§ **Given request**
Copy the entries below exactly. Images do not belong in the copy.

§ **Given entries**

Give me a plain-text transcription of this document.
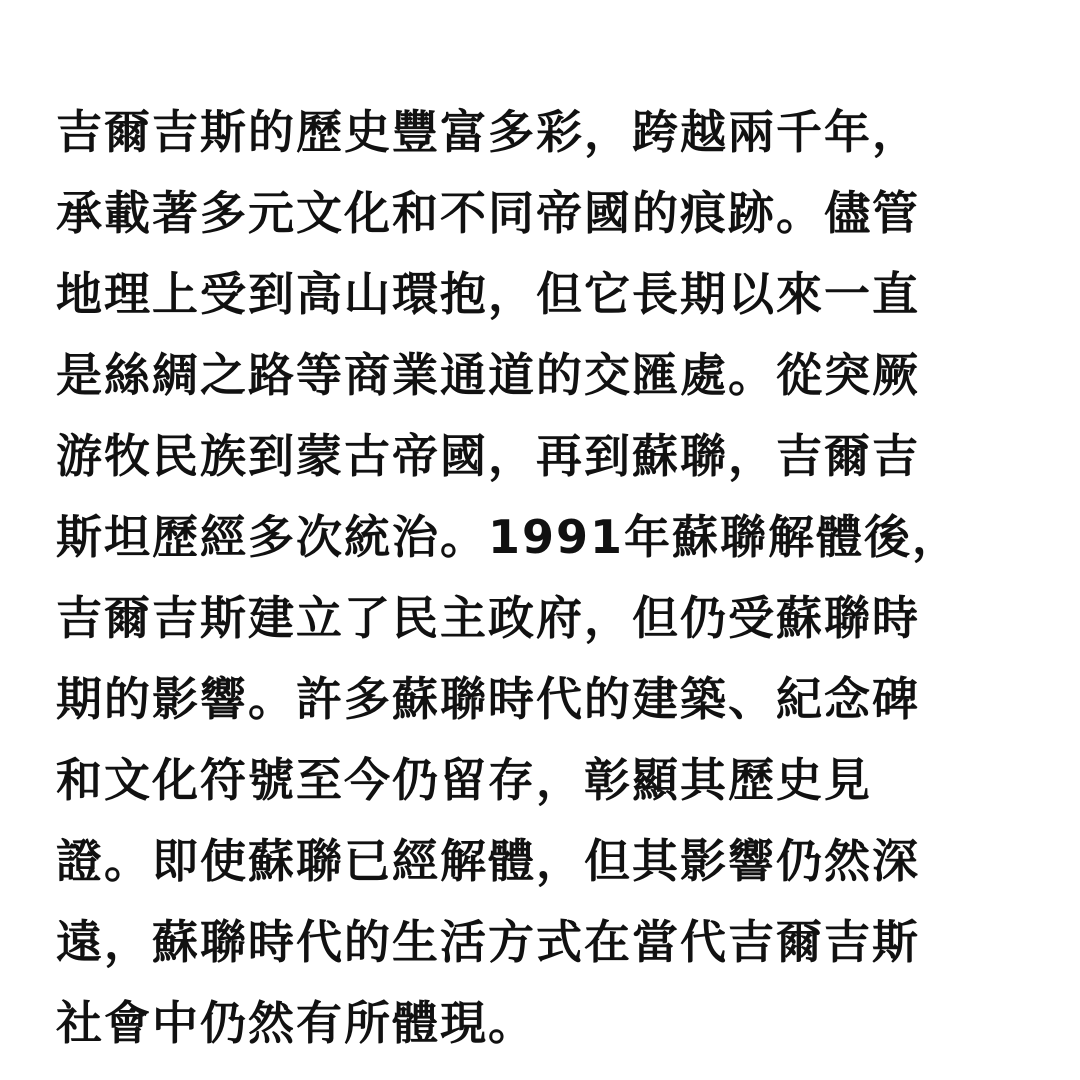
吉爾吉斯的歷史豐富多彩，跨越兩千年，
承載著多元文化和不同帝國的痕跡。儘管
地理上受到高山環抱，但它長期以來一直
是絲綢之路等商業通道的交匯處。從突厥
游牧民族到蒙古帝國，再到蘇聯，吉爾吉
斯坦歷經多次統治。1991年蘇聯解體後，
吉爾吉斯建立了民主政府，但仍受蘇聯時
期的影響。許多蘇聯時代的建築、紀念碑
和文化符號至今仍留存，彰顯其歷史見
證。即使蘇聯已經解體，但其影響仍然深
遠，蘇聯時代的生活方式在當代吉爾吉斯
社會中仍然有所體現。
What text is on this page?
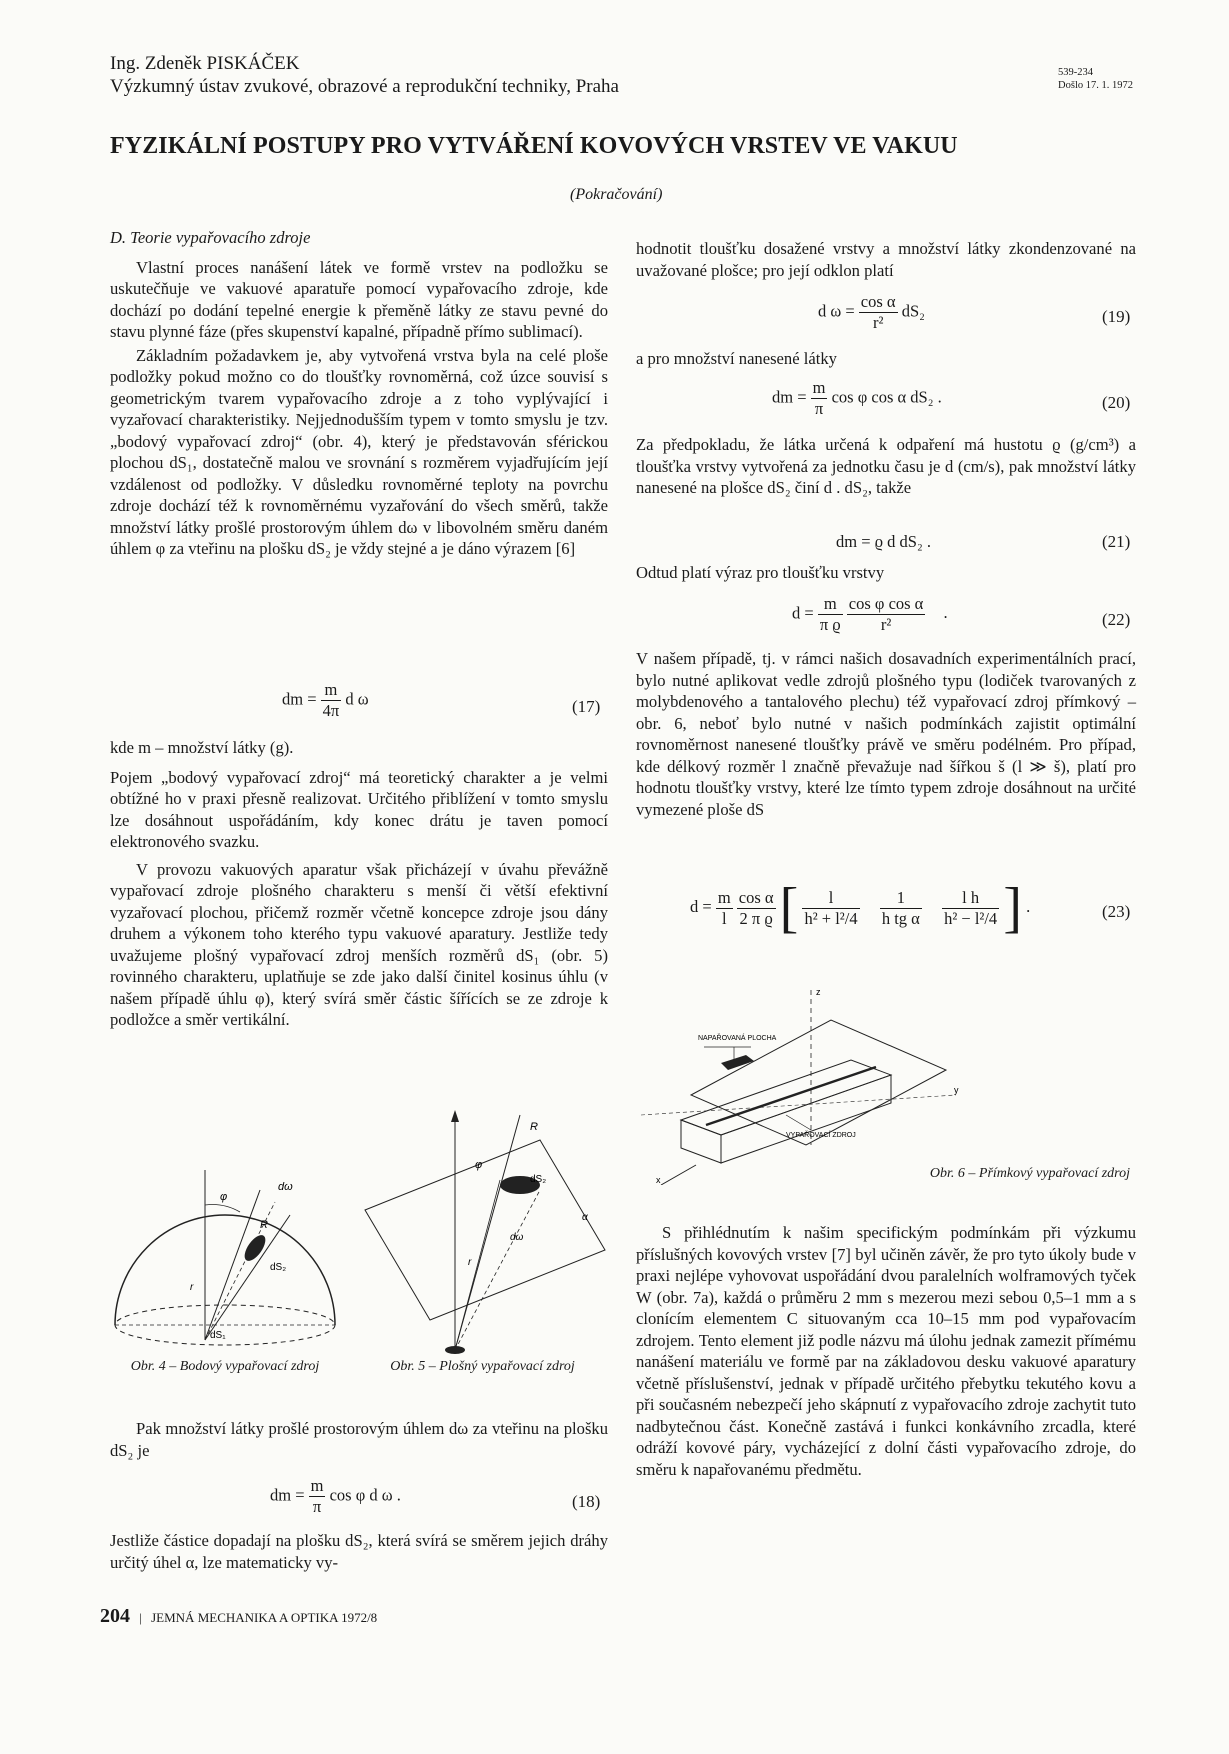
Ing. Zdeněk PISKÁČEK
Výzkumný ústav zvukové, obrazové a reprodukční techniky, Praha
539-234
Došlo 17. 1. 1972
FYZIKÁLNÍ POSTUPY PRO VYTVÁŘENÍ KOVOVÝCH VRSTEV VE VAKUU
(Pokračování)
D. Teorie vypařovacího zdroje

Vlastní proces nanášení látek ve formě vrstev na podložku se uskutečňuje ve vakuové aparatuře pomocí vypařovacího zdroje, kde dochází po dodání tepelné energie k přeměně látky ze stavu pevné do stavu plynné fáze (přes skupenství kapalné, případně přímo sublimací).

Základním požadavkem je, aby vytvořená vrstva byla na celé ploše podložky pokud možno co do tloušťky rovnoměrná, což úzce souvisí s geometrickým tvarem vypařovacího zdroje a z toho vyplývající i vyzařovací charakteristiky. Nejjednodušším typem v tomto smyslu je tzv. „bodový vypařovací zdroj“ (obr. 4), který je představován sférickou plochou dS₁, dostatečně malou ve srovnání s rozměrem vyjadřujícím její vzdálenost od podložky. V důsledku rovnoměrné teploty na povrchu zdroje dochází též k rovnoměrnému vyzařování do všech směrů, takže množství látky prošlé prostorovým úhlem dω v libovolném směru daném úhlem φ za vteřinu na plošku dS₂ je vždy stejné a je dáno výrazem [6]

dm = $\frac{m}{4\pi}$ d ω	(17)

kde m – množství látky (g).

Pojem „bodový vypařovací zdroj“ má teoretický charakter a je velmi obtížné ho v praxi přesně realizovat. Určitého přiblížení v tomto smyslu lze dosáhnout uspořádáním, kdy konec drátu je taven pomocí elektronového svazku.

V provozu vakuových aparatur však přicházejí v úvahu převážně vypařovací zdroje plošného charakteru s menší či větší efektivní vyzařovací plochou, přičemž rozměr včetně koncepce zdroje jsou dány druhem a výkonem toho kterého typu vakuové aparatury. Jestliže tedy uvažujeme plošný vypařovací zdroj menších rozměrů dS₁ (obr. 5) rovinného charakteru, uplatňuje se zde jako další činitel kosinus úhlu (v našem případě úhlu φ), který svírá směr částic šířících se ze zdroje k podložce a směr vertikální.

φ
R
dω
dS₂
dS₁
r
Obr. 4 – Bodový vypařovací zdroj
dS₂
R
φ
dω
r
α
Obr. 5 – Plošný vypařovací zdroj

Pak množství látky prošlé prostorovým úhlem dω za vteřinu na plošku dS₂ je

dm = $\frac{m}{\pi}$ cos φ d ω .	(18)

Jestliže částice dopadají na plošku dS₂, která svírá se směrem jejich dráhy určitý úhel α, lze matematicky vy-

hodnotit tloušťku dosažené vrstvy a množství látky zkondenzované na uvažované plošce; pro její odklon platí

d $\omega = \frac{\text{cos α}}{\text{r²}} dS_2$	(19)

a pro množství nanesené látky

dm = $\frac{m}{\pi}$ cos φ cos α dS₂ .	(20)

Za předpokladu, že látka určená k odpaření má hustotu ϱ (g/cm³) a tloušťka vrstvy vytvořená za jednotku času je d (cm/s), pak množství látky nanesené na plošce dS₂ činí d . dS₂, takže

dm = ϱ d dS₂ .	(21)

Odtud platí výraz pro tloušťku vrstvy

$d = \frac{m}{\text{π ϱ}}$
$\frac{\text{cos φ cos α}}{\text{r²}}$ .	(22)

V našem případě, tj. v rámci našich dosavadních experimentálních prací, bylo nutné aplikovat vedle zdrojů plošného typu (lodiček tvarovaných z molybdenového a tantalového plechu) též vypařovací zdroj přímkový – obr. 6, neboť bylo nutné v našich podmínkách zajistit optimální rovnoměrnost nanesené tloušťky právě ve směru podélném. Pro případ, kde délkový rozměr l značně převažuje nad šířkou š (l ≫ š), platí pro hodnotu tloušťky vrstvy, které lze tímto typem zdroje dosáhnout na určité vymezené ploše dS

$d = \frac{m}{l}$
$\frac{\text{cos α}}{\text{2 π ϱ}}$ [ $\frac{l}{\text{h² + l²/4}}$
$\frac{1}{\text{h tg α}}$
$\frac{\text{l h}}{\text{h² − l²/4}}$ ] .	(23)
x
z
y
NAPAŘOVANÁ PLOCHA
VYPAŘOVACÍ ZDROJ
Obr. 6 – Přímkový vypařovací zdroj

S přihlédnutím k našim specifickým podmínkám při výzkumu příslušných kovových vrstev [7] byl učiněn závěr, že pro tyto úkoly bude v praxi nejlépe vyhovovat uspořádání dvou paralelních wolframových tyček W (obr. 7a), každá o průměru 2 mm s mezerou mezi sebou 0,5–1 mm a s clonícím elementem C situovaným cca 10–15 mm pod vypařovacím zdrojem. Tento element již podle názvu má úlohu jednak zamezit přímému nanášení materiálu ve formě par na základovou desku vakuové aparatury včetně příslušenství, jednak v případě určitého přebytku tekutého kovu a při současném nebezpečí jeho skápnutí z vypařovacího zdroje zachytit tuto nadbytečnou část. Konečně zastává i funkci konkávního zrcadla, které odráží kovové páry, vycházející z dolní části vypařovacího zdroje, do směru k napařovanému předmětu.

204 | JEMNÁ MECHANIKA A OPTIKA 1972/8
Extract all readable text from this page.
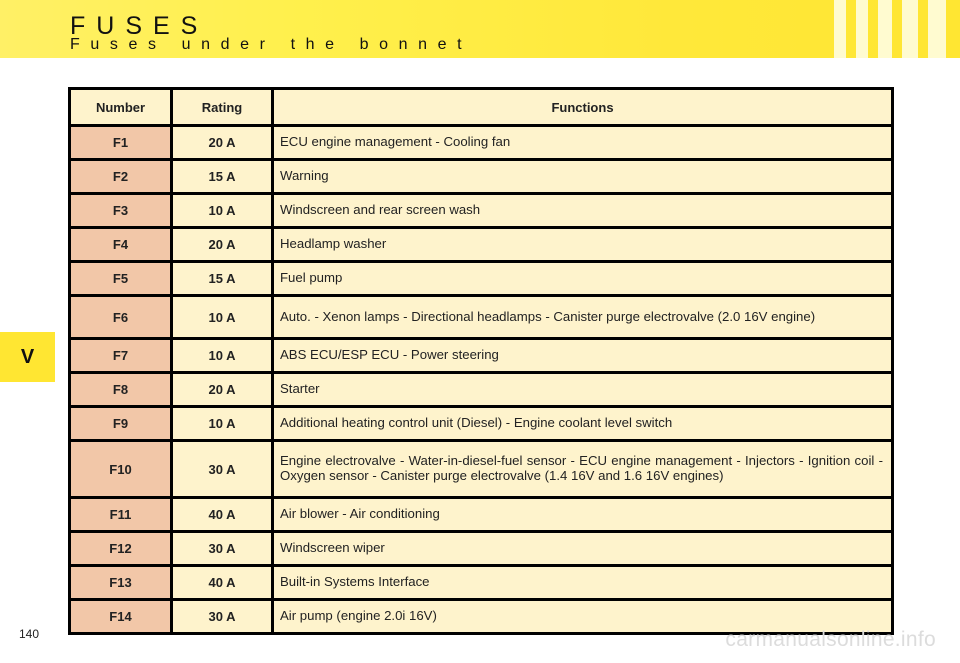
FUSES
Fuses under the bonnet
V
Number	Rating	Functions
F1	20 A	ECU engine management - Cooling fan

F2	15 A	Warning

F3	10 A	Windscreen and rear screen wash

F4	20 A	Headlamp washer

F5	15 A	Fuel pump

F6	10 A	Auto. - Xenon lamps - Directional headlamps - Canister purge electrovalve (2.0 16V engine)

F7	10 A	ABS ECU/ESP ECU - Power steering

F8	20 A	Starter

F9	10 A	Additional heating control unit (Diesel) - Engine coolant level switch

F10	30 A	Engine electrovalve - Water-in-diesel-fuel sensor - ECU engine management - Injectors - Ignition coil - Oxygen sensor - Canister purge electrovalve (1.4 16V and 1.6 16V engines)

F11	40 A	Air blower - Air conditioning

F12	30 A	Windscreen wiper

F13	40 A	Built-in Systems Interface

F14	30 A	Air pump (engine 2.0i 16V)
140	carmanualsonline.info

§ **Reply to the task**
Give me a plain-text transcription of this document.
吉爾吉斯的歷史豐富多彩，跨越兩千年，
承載著多元文化和不同帝國的痕跡。儘管
地理上受到高山環抱，但它長期以來一直
是絲綢之路等商業通道的交匯處。從突厥
游牧民族到蒙古帝國，再到蘇聯，吉爾吉
斯坦歷經多次統治。1991年蘇聯解體後，
吉爾吉斯建立了民主政府，但仍受蘇聯時
期的影響。許多蘇聯時代的建築、紀念碑
和文化符號至今仍留存，彰顯其歷史見
證。即使蘇聯已經解體，但其影響仍然深
遠，蘇聯時代的生活方式在當代吉爾吉斯
社會中仍然有所體現。
What text is on this page?
Ing. Zdeněk PISKÁČEK
Výzkumný ústav zvukové, obrazové a reprodukční techniky, Praha
539-234
Došlo 17. 1. 1972
FYZIKÁLNÍ POSTUPY PRO VYTVÁŘENÍ KOVOVÝCH VRSTEV VE VAKUU
(Pokračování)
D. Teorie vypařovacího zdroje

Vlastní proces nanášení látek ve formě vrstev na podložku se uskutečňuje ve vakuové aparatuře pomocí vypařovacího zdroje, kde dochází po dodání tepelné energie k přeměně látky ze stavu pevné do stavu plynné fáze (přes skupenství kapalné, případně přímo sublimací).

Základním požadavkem je, aby vytvořená vrstva byla na celé ploše podložky pokud možno co do tloušťky rovnoměrná, což úzce souvisí s geometrickým tvarem vypařovacího zdroje a z toho vyplývající i vyzařovací charakteristiky. Nejjednodušším typem v tomto smyslu je tzv. „bodový vypařovací zdroj“ (obr. 4), který je představován sférickou plochou dS₁, dostatečně malou ve srovnání s rozměrem vyjadřujícím její vzdálenost od podložky. V důsledku rovnoměrné teploty na povrchu zdroje dochází též k rovnoměrnému vyzařování do všech směrů, takže množství látky prošlé prostorovým úhlem dω v libovolném směru daném úhlem φ za vteřinu na plošku dS₂ je vždy stejné a je dáno výrazem [6]

dm = $\frac{m}{4\pi}$ d ω	(17)

kde m – množství látky (g).

Pojem „bodový vypařovací zdroj“ má teoretický charakter a je velmi obtížné ho v praxi přesně realizovat. Určitého přiblížení v tomto smyslu lze dosáhnout uspořádáním, kdy konec drátu je taven pomocí elektronového svazku.

V provozu vakuových aparatur však přicházejí v úvahu převážně vypařovací zdroje plošného charakteru s menší či větší efektivní vyzařovací plochou, přičemž rozměr včetně koncepce zdroje jsou dány druhem a výkonem toho kterého typu vakuové aparatury. Jestliže tedy uvažujeme plošný vypařovací zdroj menších rozměrů dS₁ (obr. 5) rovinného charakteru, uplatňuje se zde jako další činitel kosinus úhlu (v našem případě úhlu φ), který svírá směr částic šířících se ze zdroje k podložce a směr vertikální.

φ
R
dω
dS₂
dS₁
r
Obr. 4 – Bodový vypařovací zdroj
dS₂
R
φ
dω
r
α
Obr. 5 – Plošný vypařovací zdroj

Pak množství látky prošlé prostorovým úhlem dω za vteřinu na plošku dS₂ je

dm = $\frac{m}{\pi}$ cos φ d ω .	(18)

Jestliže částice dopadají na plošku dS₂, která svírá se směrem jejich dráhy určitý úhel α, lze matematicky vy-

hodnotit tloušťku dosažené vrstvy a množství látky zkondenzované na uvažované plošce; pro její odklon platí

d $\omega = \frac{\text{cos α}}{\text{r²}} dS_2$	(19)

a pro množství nanesené látky

dm = $\frac{m}{\pi}$ cos φ cos α dS₂ .	(20)

Za předpokladu, že látka určená k odpaření má hustotu ϱ (g/cm³) a tloušťka vrstvy vytvořená za jednotku času je d (cm/s), pak množství látky nanesené na plošce dS₂ činí d . dS₂, takže

dm = ϱ d dS₂ .	(21)

Odtud platí výraz pro tloušťku vrstvy

$d = \frac{m}{\text{π ϱ}}$
$\frac{\text{cos φ cos α}}{\text{r²}}$ .	(22)

V našem případě, tj. v rámci našich dosavadních experimentálních prací, bylo nutné aplikovat vedle zdrojů plošného typu (lodiček tvarovaných z molybdenového a tantalového plechu) též vypařovací zdroj přímkový – obr. 6, neboť bylo nutné v našich podmínkách zajistit optimální rovnoměrnost nanesené tloušťky právě ve směru podélném. Pro případ, kde délkový rozměr l značně převažuje nad šířkou š (l ≫ š), platí pro hodnotu tloušťky vrstvy, které lze tímto typem zdroje dosáhnout na určité vymezené ploše dS

$d = \frac{m}{l}$
$\frac{\text{cos α}}{\text{2 π ϱ}}$ [ $\frac{l}{\text{h² + l²/4}}$
$\frac{1}{\text{h tg α}}$
$\frac{\text{l h}}{\text{h² − l²/4}}$ ] .	(23)
x
z
y
NAPAŘOVANÁ PLOCHA
VYPAŘOVACÍ ZDROJ
Obr. 6 – Přímkový vypařovací zdroj

S přihlédnutím k našim specifickým podmínkám při výzkumu příslušných kovových vrstev [7] byl učiněn závěr, že pro tyto úkoly bude v praxi nejlépe vyhovovat uspořádání dvou paralelních wolframových tyček W (obr. 7a), každá o průměru 2 mm s mezerou mezi sebou 0,5–1 mm a s clonícím elementem C situovaným cca 10–15 mm pod vypařovacím zdrojem. Tento element již podle názvu má úlohu jednak zamezit přímému nanášení materiálu ve formě par na základovou desku vakuové aparatury včetně příslušenství, jednak v případě určitého přebytku tekutého kovu a při současném nebezpečí jeho skápnutí z vypařovacího zdroje zachytit tuto nadbytečnou část. Konečně zastává i funkci konkávního zrcadla, které odráží kovové páry, vycházející z dolní části vypařovacího zdroje, do směru k napařovanému předmětu.

204 | JEMNÁ MECHANIKA A OPTIKA 1972/8
Extract all readable text from this page.
FUSES
Fuses under the bonnet
V
Number	Rating	Functions
F1	20 A	ECU engine management - Cooling fan

F2	15 A	Warning

F3	10 A	Windscreen and rear screen wash

F4	20 A	Headlamp washer

F5	15 A	Fuel pump

F6	10 A	Auto. - Xenon lamps - Directional headlamps - Canister purge electrovalve (2.0 16V engine)

F7	10 A	ABS ECU/ESP ECU - Power steering

F8	20 A	Starter

F9	10 A	Additional heating control unit (Diesel) - Engine coolant level switch

F10	30 A	Engine electrovalve - Water-in-diesel-fuel sensor - ECU engine management - Injectors - Ignition coil - Oxygen sensor - Canister purge electrovalve (1.4 16V and 1.6 16V engines)

F11	40 A	Air blower - Air conditioning

F12	30 A	Windscreen wiper

F13	40 A	Built-in Systems Interface

F14	30 A	Air pump (engine 2.0i 16V)
140	carmanualsonline.info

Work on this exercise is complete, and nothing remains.